• **MATERIAL FOR THIS EXERCISE**:
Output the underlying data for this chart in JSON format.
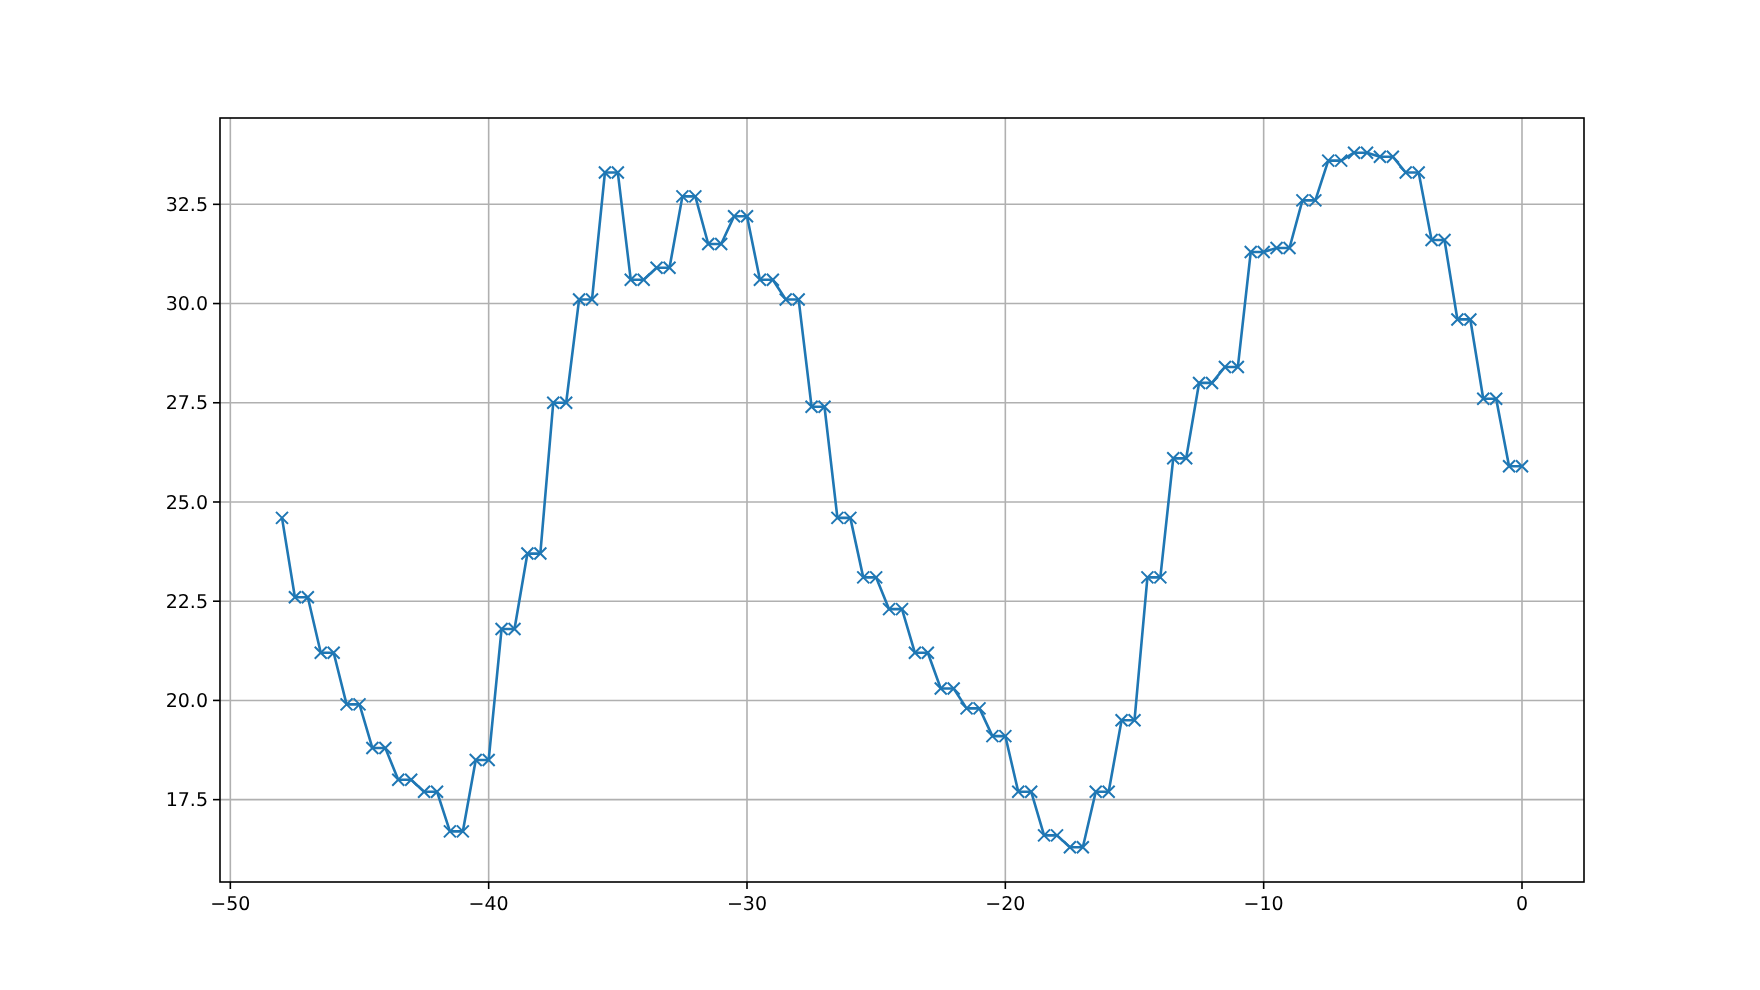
{
  "chart_data": {
    "type": "line",
    "x": [
      -48,
      -47.5,
      -47,
      -46.5,
      -46,
      -45.5,
      -45,
      -44.5,
      -44,
      -43.5,
      -43,
      -42.5,
      -42,
      -41.5,
      -41,
      -40.5,
      -40,
      -39.5,
      -39,
      -38.5,
      -38,
      -37.5,
      -37,
      -36.5,
      -36,
      -35.5,
      -35,
      -34.5,
      -34,
      -33.5,
      -33,
      -32.5,
      -32,
      -31.5,
      -31,
      -30.5,
      -30,
      -29.5,
      -29,
      -28.5,
      -28,
      -27.5,
      -27,
      -26.5,
      -26,
      -25.5,
      -25,
      -24.5,
      -24,
      -23.5,
      -23,
      -22.5,
      -22,
      -21.5,
      -21,
      -20.5,
      -20,
      -19.5,
      -19,
      -18.5,
      -18,
      -17.5,
      -17,
      -16.5,
      -16,
      -15.5,
      -15,
      -14.5,
      -14,
      -13.5,
      -13,
      -12.5,
      -12,
      -11.5,
      -11,
      -10.5,
      -10,
      -9.5,
      -9,
      -8.5,
      -8,
      -7.5,
      -7,
      -6.5,
      -6,
      -5.5,
      -5,
      -4.5,
      -4,
      -3.5,
      -3,
      -2.5,
      -2,
      -1.5,
      -1,
      -0.5,
      0
    ],
    "series": [
      {
        "color": "#1f77b4",
        "values": [
          24.6,
          22.6,
          22.6,
          21.2,
          21.2,
          19.9,
          19.9,
          18.8,
          18.8,
          18.0,
          18.0,
          17.7,
          17.7,
          16.7,
          16.7,
          18.5,
          18.5,
          21.8,
          21.8,
          23.7,
          23.7,
          27.5,
          27.5,
          30.1,
          30.1,
          33.3,
          33.3,
          30.6,
          30.6,
          30.9,
          30.9,
          32.7,
          32.7,
          31.5,
          31.5,
          32.2,
          32.2,
          30.6,
          30.6,
          30.1,
          30.1,
          27.4,
          27.4,
          24.6,
          24.6,
          23.1,
          23.1,
          22.3,
          22.3,
          21.2,
          21.2,
          20.3,
          20.3,
          19.8,
          19.8,
          19.1,
          19.1,
          17.7,
          17.7,
          16.6,
          16.6,
          16.3,
          16.3,
          17.7,
          17.7,
          19.5,
          19.5,
          23.1,
          23.1,
          26.1,
          26.1,
          28.0,
          28.0,
          28.4,
          28.4,
          31.3,
          31.3,
          31.4,
          31.4,
          32.6,
          32.6,
          33.6,
          33.6,
          33.8,
          33.8,
          33.7,
          33.7,
          33.3,
          33.3,
          31.6,
          31.6,
          29.6,
          29.6,
          27.6,
          27.6,
          25.9,
          25.9
        ]
      }
    ],
    "xlim": [
      -50.4,
      2.4
    ],
    "xticks": [
      {
        "value": -50,
        "label": "−50"
      },
      {
        "value": -40,
        "label": "−40"
      },
      {
        "value": -30,
        "label": "−30"
      },
      {
        "value": -20,
        "label": "−20"
      },
      {
        "value": -10,
        "label": "−10"
      },
      0
    ],
    "ylim": [
      15.425,
      34.675
    ],
    "yticks": [
      17.5,
      {
        "value": 20,
        "label": "20.0"
      },
      22.5,
      {
        "value": 25,
        "label": "25.0"
      },
      27.5,
      {
        "value": 30,
        "label": "30.0"
      },
      32.5
    ],
    "grid": true,
    "marker": "cross",
    "line_style": "solid"
  }
}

• **WHAT YOU SHOULD DO**:
Give back the whole listing as it stands, minus its pictures.

• **FULL OUTPUT**:
Output the underlying data for this chart in JSON format.
{
  "chart_data": {
    "type": "line",
    "x": [
      -48,
      -47.5,
      -47,
      -46.5,
      -46,
      -45.5,
      -45,
      -44.5,
      -44,
      -43.5,
      -43,
      -42.5,
      -42,
      -41.5,
      -41,
      -40.5,
      -40,
      -39.5,
      -39,
      -38.5,
      -38,
      -37.5,
      -37,
      -36.5,
      -36,
      -35.5,
      -35,
      -34.5,
      -34,
      -33.5,
      -33,
      -32.5,
      -32,
      -31.5,
      -31,
      -30.5,
      -30,
      -29.5,
      -29,
      -28.5,
      -28,
      -27.5,
      -27,
      -26.5,
      -26,
      -25.5,
      -25,
      -24.5,
      -24,
      -23.5,
      -23,
      -22.5,
      -22,
      -21.5,
      -21,
      -20.5,
      -20,
      -19.5,
      -19,
      -18.5,
      -18,
      -17.5,
      -17,
      -16.5,
      -16,
      -15.5,
      -15,
      -14.5,
      -14,
      -13.5,
      -13,
      -12.5,
      -12,
      -11.5,
      -11,
      -10.5,
      -10,
      -9.5,
      -9,
      -8.5,
      -8,
      -7.5,
      -7,
      -6.5,
      -6,
      -5.5,
      -5,
      -4.5,
      -4,
      -3.5,
      -3,
      -2.5,
      -2,
      -1.5,
      -1,
      -0.5,
      0
    ],
    "series": [
      {
        "color": "#1f77b4",
        "values": [
          24.6,
          22.6,
          22.6,
          21.2,
          21.2,
          19.9,
          19.9,
          18.8,
          18.8,
          18.0,
          18.0,
          17.7,
          17.7,
          16.7,
          16.7,
          18.5,
          18.5,
          21.8,
          21.8,
          23.7,
          23.7,
          27.5,
          27.5,
          30.1,
          30.1,
          33.3,
          33.3,
          30.6,
          30.6,
          30.9,
          30.9,
          32.7,
          32.7,
          31.5,
          31.5,
          32.2,
          32.2,
          30.6,
          30.6,
          30.1,
          30.1,
          27.4,
          27.4,
          24.6,
          24.6,
          23.1,
          23.1,
          22.3,
          22.3,
          21.2,
          21.2,
          20.3,
          20.3,
          19.8,
          19.8,
          19.1,
          19.1,
          17.7,
          17.7,
          16.6,
          16.6,
          16.3,
          16.3,
          17.7,
          17.7,
          19.5,
          19.5,
          23.1,
          23.1,
          26.1,
          26.1,
          28.0,
          28.0,
          28.4,
          28.4,
          31.3,
          31.3,
          31.4,
          31.4,
          32.6,
          32.6,
          33.6,
          33.6,
          33.8,
          33.8,
          33.7,
          33.7,
          33.3,
          33.3,
          31.6,
          31.6,
          29.6,
          29.6,
          27.6,
          27.6,
          25.9,
          25.9
        ]
      }
    ],
    "xlim": [
      -50.4,
      2.4
    ],
    "xticks": [
      {
        "value": -50,
        "label": "−50"
      },
      {
        "value": -40,
        "label": "−40"
      },
      {
        "value": -30,
        "label": "−30"
      },
      {
        "value": -20,
        "label": "−20"
      },
      {
        "value": -10,
        "label": "−10"
      },
      0
    ],
    "ylim": [
      15.425,
      34.675
    ],
    "yticks": [
      17.5,
      {
        "value": 20,
        "label": "20.0"
      },
      22.5,
      {
        "value": 25,
        "label": "25.0"
      },
      27.5,
      {
        "value": 30,
        "label": "30.0"
      },
      32.5
    ],
    "grid": true,
    "marker": "cross",
    "line_style": "solid"
  }
}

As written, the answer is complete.